(A block of data)
--- Start ---

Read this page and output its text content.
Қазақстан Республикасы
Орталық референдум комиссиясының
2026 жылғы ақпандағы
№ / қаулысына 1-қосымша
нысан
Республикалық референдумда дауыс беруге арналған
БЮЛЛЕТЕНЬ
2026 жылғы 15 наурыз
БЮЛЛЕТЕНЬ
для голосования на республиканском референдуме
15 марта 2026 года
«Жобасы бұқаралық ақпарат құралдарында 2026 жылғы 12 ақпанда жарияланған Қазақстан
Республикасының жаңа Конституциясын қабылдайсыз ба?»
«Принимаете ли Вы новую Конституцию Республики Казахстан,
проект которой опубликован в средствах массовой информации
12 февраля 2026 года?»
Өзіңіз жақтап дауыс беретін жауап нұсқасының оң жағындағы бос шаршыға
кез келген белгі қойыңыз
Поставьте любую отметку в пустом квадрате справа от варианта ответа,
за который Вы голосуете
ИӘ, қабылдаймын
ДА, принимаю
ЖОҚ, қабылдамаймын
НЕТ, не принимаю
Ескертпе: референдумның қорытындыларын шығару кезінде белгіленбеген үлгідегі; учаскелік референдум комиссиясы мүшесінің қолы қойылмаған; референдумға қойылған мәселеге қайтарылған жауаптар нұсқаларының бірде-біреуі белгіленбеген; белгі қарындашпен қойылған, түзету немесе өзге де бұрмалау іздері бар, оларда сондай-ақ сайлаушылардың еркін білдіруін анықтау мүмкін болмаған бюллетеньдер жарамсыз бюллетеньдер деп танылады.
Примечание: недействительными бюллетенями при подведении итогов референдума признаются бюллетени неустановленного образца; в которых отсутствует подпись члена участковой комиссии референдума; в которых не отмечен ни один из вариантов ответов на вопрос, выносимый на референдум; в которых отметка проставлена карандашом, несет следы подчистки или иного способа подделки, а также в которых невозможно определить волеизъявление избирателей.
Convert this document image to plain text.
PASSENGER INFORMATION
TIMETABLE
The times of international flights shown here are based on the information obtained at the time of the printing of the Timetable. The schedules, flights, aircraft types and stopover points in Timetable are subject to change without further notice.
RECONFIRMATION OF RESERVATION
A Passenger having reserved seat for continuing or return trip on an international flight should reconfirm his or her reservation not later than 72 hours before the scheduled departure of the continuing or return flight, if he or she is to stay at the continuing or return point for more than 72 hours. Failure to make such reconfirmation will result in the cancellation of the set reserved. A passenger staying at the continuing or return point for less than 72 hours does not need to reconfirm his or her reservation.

--- End ---

* **EXERCISE**
Give the lines exactly as they stand, from the line with "Convert this document image to plain text." through the end of the material.

* **SOLUTION TO THIS EXERCISE**
Convert this document image to plain text.
PASSENGER INFORMATION
TIMETABLE
The times of international flights shown here are based on the information obtained at the time of the printing of the Timetable. The schedules, flights, aircraft types and stopover points in Timetable are subject to change without further notice.
RECONFIRMATION OF RESERVATION
A Passenger having reserved seat for continuing or return trip on an international flight should reconfirm his or her reservation not later than 72 hours before the scheduled departure of the continuing or return flight, if he or she is to stay at the continuing or return point for more than 72 hours. Failure to make such reconfirmation will result in the cancellation of the set reserved. A passenger staying at the continuing or return point for less than 72 hours does not need to reconfirm his or her reservation.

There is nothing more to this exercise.